### Task prompt
Extract exactly and only the lines from the one containing "Type out the text in this image." through the end of the entries below. Pictures should not appear in the copy.

[start of Data listing]

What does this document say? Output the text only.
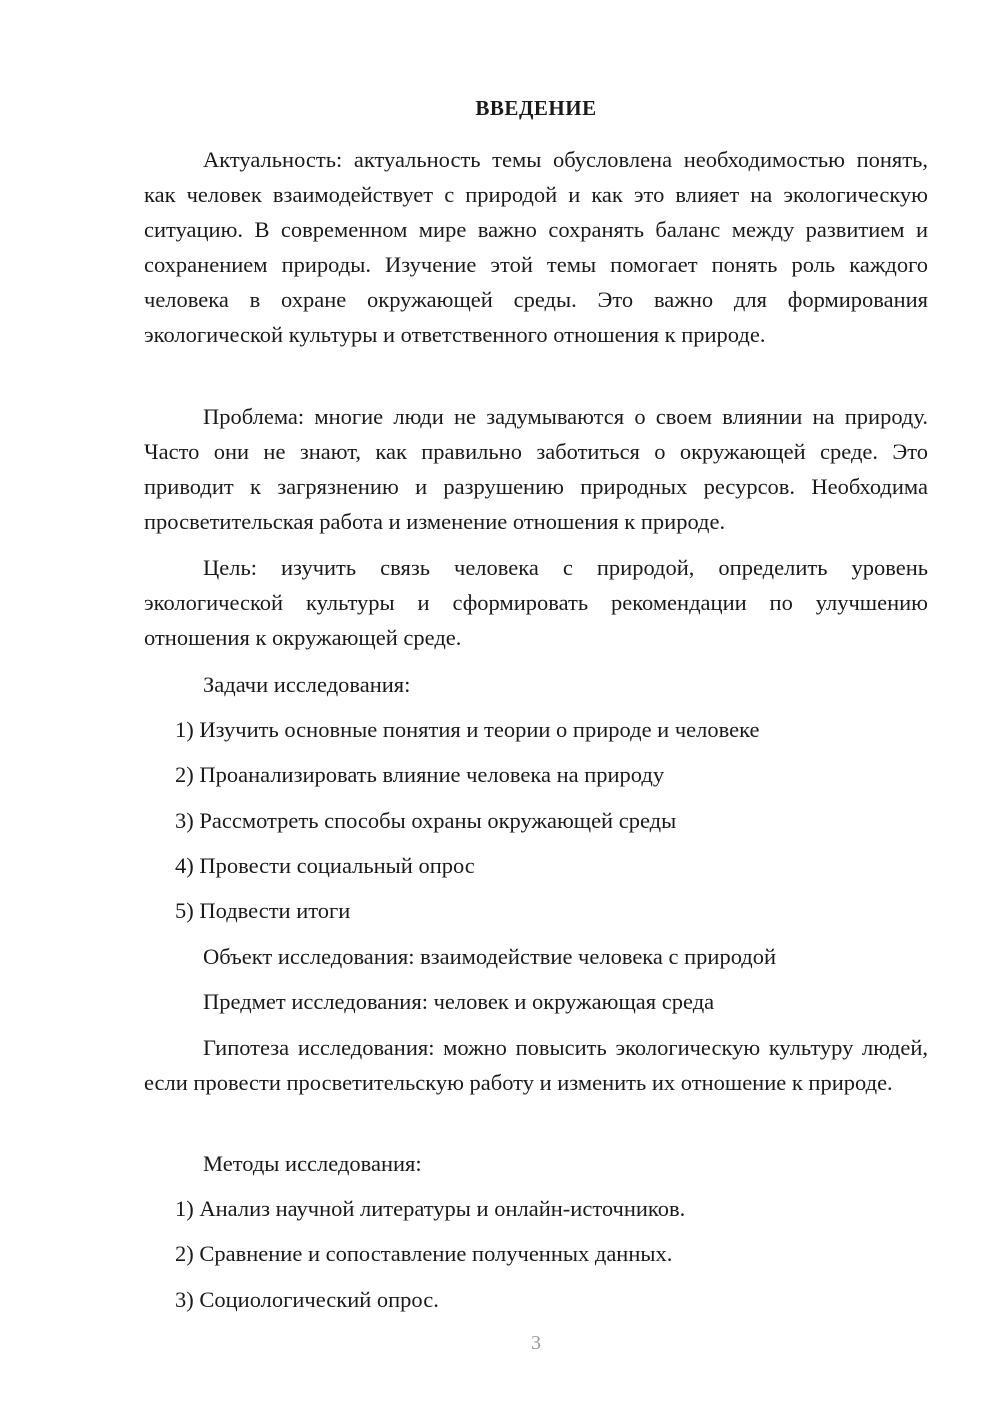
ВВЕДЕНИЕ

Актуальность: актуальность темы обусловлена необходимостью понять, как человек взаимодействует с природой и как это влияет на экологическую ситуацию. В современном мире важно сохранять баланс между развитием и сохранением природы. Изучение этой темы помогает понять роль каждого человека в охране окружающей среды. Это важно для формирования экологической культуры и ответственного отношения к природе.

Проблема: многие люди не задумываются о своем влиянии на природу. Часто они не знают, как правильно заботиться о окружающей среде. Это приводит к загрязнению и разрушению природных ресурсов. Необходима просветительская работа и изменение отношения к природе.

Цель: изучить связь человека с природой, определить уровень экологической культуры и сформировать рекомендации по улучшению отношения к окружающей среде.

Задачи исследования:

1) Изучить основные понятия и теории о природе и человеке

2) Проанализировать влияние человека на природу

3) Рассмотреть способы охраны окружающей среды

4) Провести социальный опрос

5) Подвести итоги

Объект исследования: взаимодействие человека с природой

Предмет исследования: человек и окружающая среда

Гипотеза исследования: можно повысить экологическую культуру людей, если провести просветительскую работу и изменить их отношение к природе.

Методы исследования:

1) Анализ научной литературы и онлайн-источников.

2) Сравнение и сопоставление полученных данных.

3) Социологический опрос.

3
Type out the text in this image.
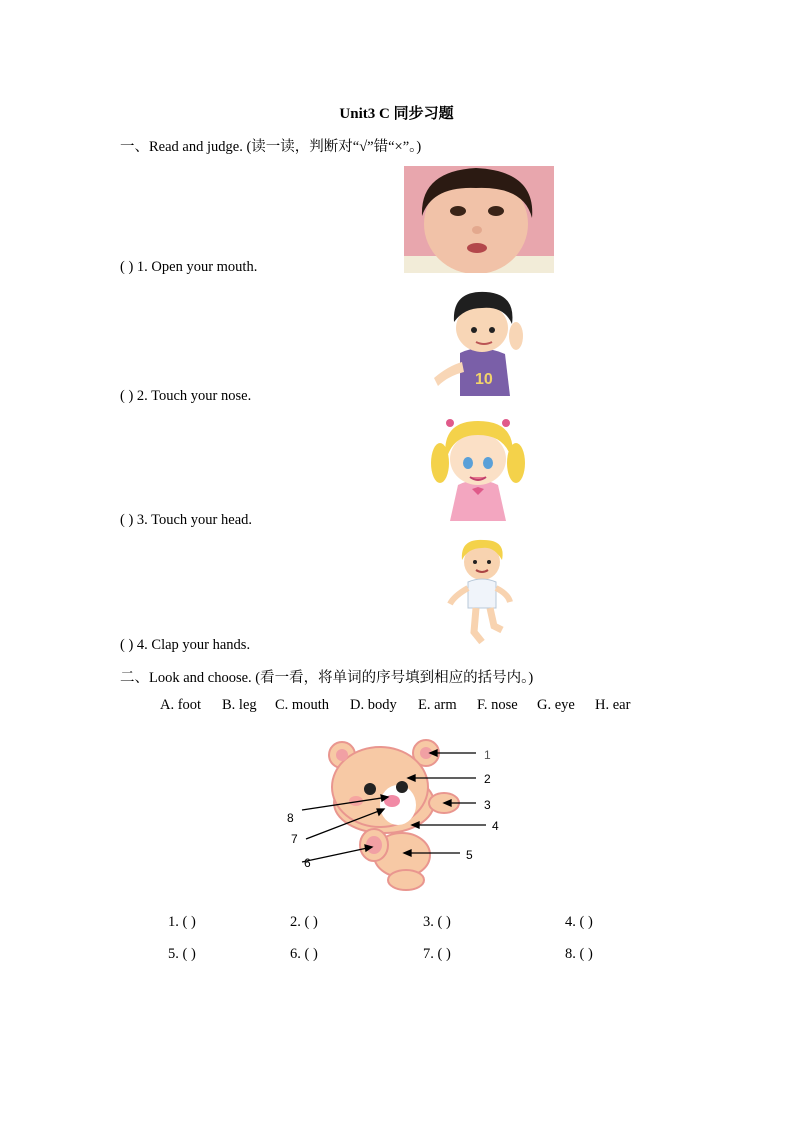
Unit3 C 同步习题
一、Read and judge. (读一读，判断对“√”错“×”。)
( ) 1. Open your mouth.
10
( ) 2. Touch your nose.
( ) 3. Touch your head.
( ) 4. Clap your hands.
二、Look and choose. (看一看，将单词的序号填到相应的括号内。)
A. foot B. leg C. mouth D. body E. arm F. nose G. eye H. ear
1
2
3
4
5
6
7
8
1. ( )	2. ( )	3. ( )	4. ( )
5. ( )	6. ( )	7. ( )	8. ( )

[end of Data listing]

### The solution
Type out the text in this image.
Unit3 C 同步习题
一、Read and judge. (读一读，判断对“√”错“×”。)
( ) 1. Open your mouth.
10
( ) 2. Touch your nose.
( ) 3. Touch your head.
( ) 4. Clap your hands.
二、Look and choose. (看一看，将单词的序号填到相应的括号内。)
A. foot B. leg C. mouth D. body E. arm F. nose G. eye H. ear
1
2
3
4
5
6
7
8
1. ( )	2. ( )	3. ( )	4. ( )
5. ( )	6. ( )	7. ( )	8. ( )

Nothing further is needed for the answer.